Identify each line below containing the string "slov" and copy it.

____________

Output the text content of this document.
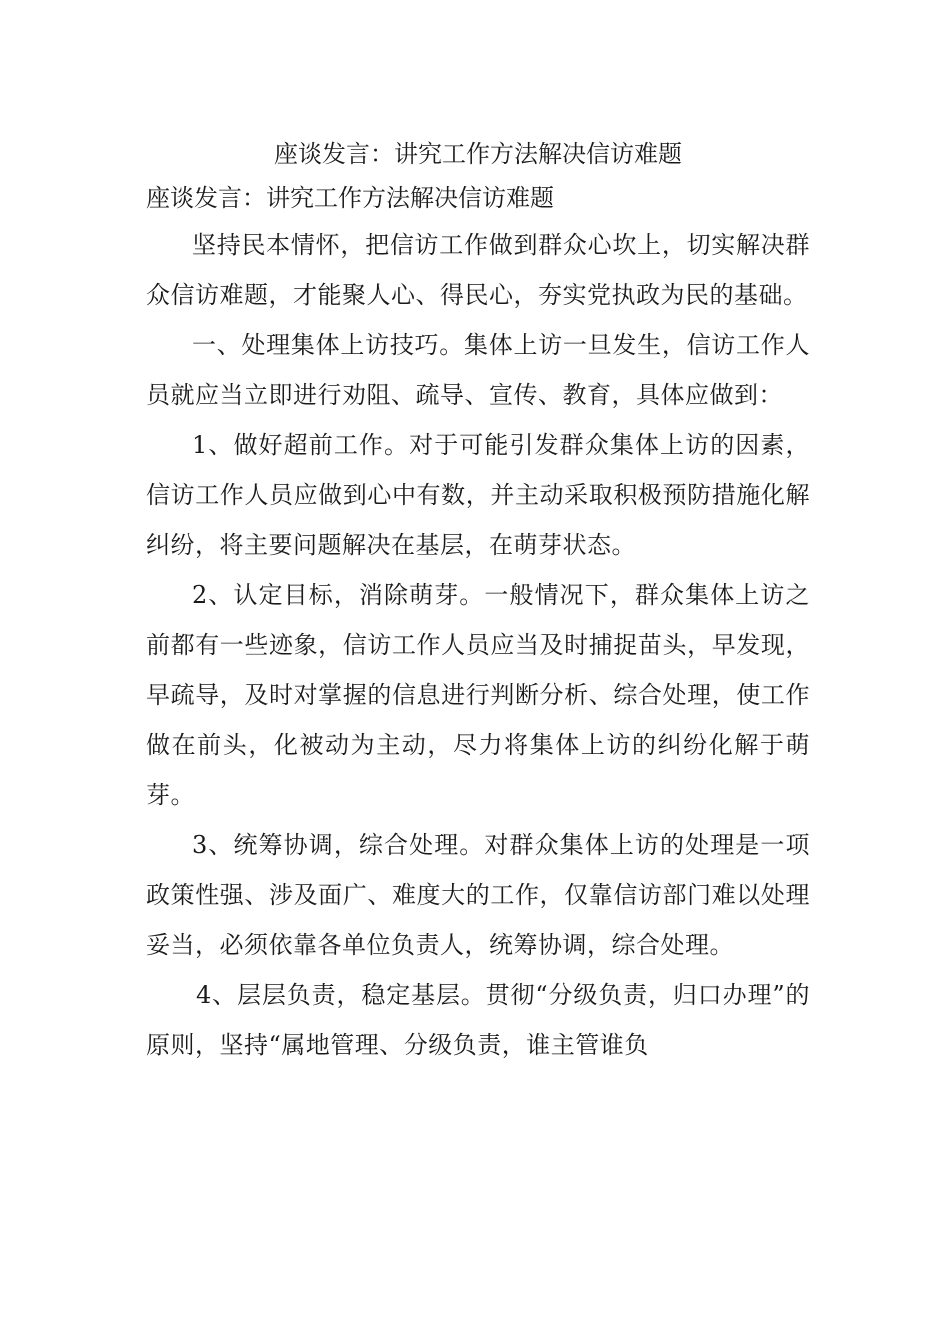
座谈发言：讲究工作方法解决信访难题

座谈发言：讲究工作方法解决信访难题

坚持民本情怀，把信访工作做到群众心坎上，切实解决群众信访难题，才能聚人心、得民心，夯实党执政为民的基础。

一、处理集体上访技巧。集体上访一旦发生，信访工作人员就应当立即进行劝阻、疏导、宣传、教育，具体应做到：

1、做好超前工作。对于可能引发群众集体上访的因素，信访工作人员应做到心中有数，并主动采取积极预防措施化解纠纷，将主要问题解决在基层，在萌芽状态。

2、认定目标，消除萌芽。一般情况下，群众集体上访之前都有一些迹象，信访工作人员应当及时捕捉苗头，早发现，早疏导，及时对掌握的信息进行判断分析、综合处理，使工作做在前头，化被动为主动，尽力将集体上访的纠纷化解于萌芽。

3、统筹协调，综合处理。对群众集体上访的处理是一项政策性强、涉及面广、难度大的工作，仅靠信访部门难以处理妥当，必须依靠各单位负责人，统筹协调，综合处理。

4、层层负责，稳定基层。贯彻“分级负责，归口办理”的原则，坚持“属地管理、分级负责，谁主管谁负
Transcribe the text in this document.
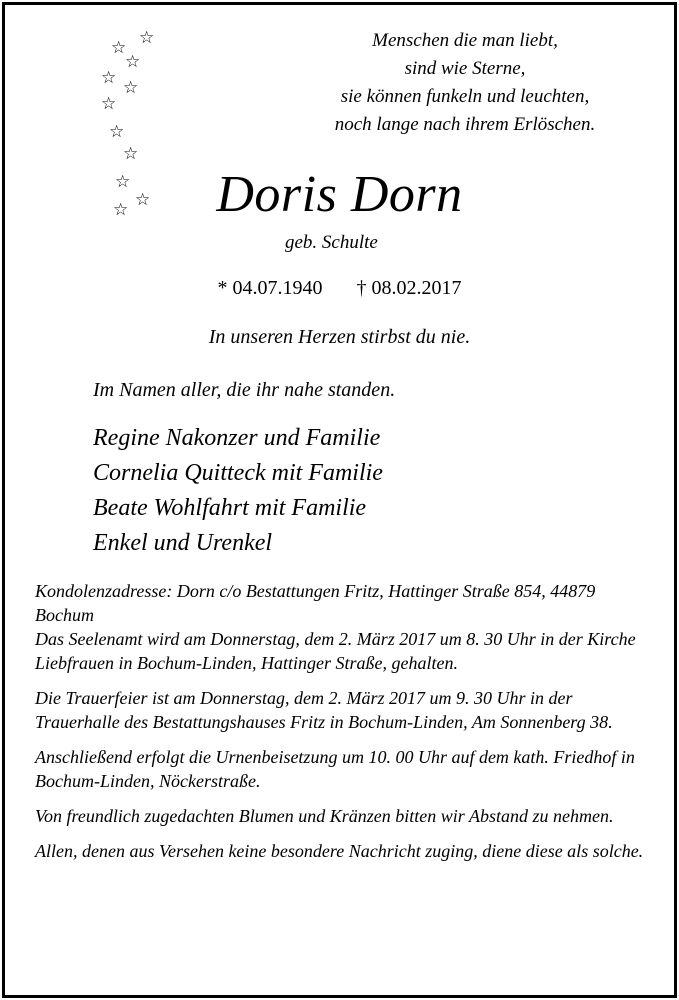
☆
☆
☆
☆
☆
☆
☆
☆
☆
☆
☆
Menschen die man liebt,
sind wie Sterne,
sie können funkeln und leuchten,
noch lange nach ihrem Erlöschen.
Doris Dorn
geb. Schulte
* 04.07.1940 † 08.02.2017
In unseren Herzen stirbst du nie.
Im Namen aller, die ihr nahe standen.
Regine Nakonzer und Familie
Cornelia Quitteck mit Familie
Beate Wohlfahrt mit Familie
Enkel und Urenkel
Kondolenzadresse: Dorn c/o Bestattungen Fritz, Hattinger Straße 854, 44879 Bochum
Das Seelenamt wird am Donnerstag, dem 2. März 2017 um 8. 30 Uhr in der Kirche Liebfrauen in Bochum-Linden, Hattinger Straße, gehalten.
Die Trauerfeier ist am Donnerstag, dem 2. März 2017 um 9. 30 Uhr in der Trauerhalle des Bestattungshauses Fritz in Bochum-Linden, Am Sonnenberg 38.
Anschließend erfolgt die Urnenbeisetzung um 10. 00 Uhr auf dem kath. Friedhof in Bochum-Linden, Nöckerstraße.
Von freundlich zugedachten Blumen und Kränzen bitten wir Abstand zu nehmen.
Allen, denen aus Versehen keine besondere Nachricht zuging, diene diese als solche.
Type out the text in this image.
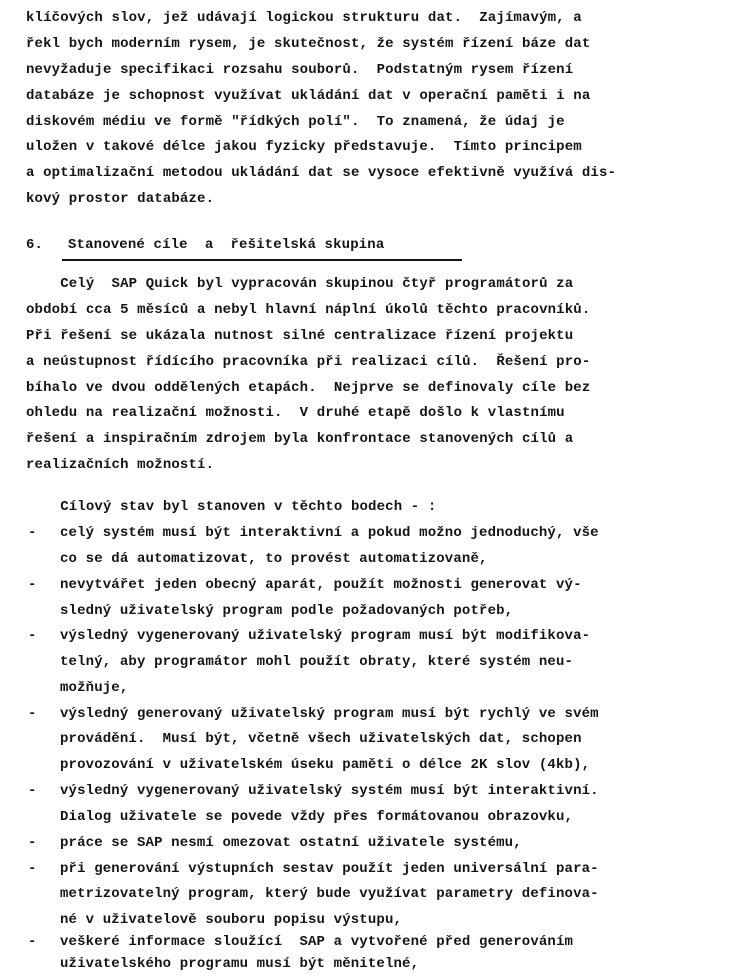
klíčových slov, jež udávají logickou strukturu dat.  Zajímavým, a
řekl bych moderním rysem, je skutečnost, že systém řízení báze dat
nevyžaduje specifikaci rozsahu souborů.  Podstatným rysem řízení
databáze je schopnost využívat ukládání dat v operační paměti i na
diskovém médiu ve formě "řídkých polí".  To znamená, že údaj je
uložen v takové délce jakou fyzicky představuje.  Tímto principem
a optimalizační metodou ukládání dat se vysoce efektivně využívá dis-
kový prostor databáze.
6. Stanovené cíle  a  řešitelská skupina
Celý  SAP Quick byl vypracován skupinou čtyř programátorů za
období cca 5 měsíců a nebyl hlavní náplní úkolů těchto pracovníků.
Při řešení se ukázala nutnost silné centralizace řízení projektu
a neústupnost řídícího pracovníka při realizaci cílů.  Řešení pro-
bíhalo ve dvou oddělených etapách.  Nejprve se definovaly cíle bez
ohledu na realizační možnosti.  V druhé etapě došlo k vlastnímu
řešení a inspiračním zdrojem byla konfrontace stanovených cílů a
realizačních možností.
Cílový stav byl stanoven v těchto bodech - :
- celý systém musí být interaktivní a pokud možno jednoduchý, vše
co se dá automatizovat, to provést automatizovaně,
- nevytvářet jeden obecný aparát, použít možnosti generovat vý-
sledný uživatelský program podle požadovaných potřeb,
- výsledný vygenerovaný uživatelský program musí být modifikova-
telný, aby programátor mohl použít obraty, které systém neu-
možňuje,
- výsledný generovaný uživatelský program musí být rychlý ve svém
provádění.  Musí být, včetně všech uživatelských dat, schopen
provozování v uživatelském úseku paměti o délce 2K slov (4kb),
- výsledný vygenerovaný uživatelský systém musí být interaktivní.
Dialog uživatele se povede vždy přes formátovanou obrazovku,
- práce se SAP nesmí omezovat ostatní uživatele systému,
- při generování výstupních sestav použít jeden universální para-
metrizovatelný program, který bude využívat parametry definova-
né v uživatelově souboru popisu výstupu,
- veškeré informace sloužící  SAP a vytvořené před generováním
uživatelského programu musí být měnitelné,
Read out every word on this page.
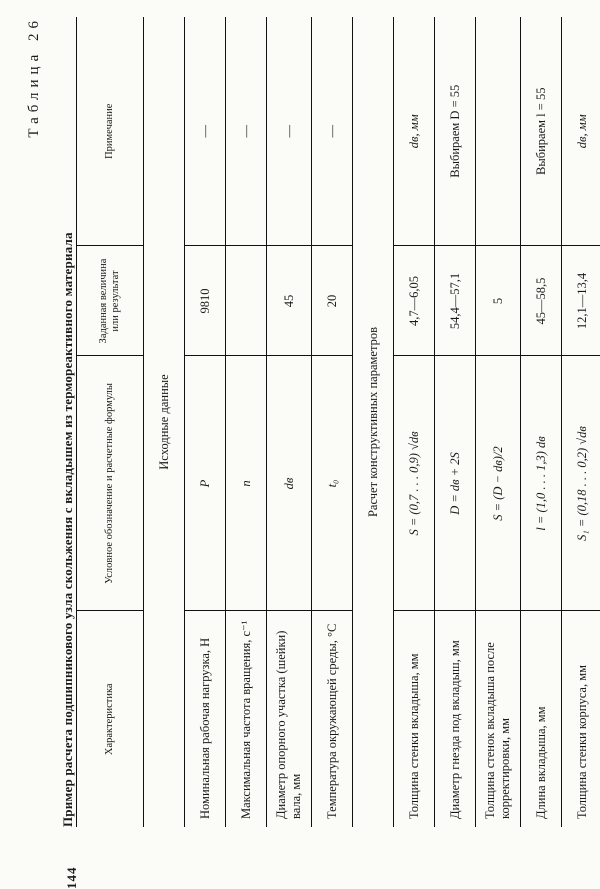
144
Таблица 26
Пример расчета подшипникового узла скольжения с вкладышем из термореактивного материала	Характеристика	Условное обозначение и расчетные формулы	Заданная величина или результат	Примечание
Исходные данные			
Номинальная рабочая нагрузка, H	P	9810	—
Максимальная частота вращения, с⁻¹	n		—
Диаметр опорного участка (шейки) вала, мм	dв	45	—
Температура окружающей среды, °С	t₀	20	—
Расчет конструктивных параметров			
Толщина стенки вкладыша, мм	S = (0,7 . . . 0,9) √dв	4,7—6,05	dв, мм
Диаметр гнезда под вкладыш, мм	D = dв + 2S	54,4—57,1	Выбираем D = 55
Толщина стенок вкладыша после корректировки, мм	S = (D − dв)/2	5	
Длина вкладыша, мм	l = (1,0 . . . 1,3) dв	45—58,5	Выбираем l = 55
Толщина стенки корпуса, мм	S₁ = (0,18 . . . 0,2) √dв	12,1—13,4	dв, мм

____________

COMPLETED EXERCISE:
klíčových slov, jež udávají logickou strukturu dat.  Zajímavým, a
provozování v uživatelském úseku paměti o délce 2K slov (4kb),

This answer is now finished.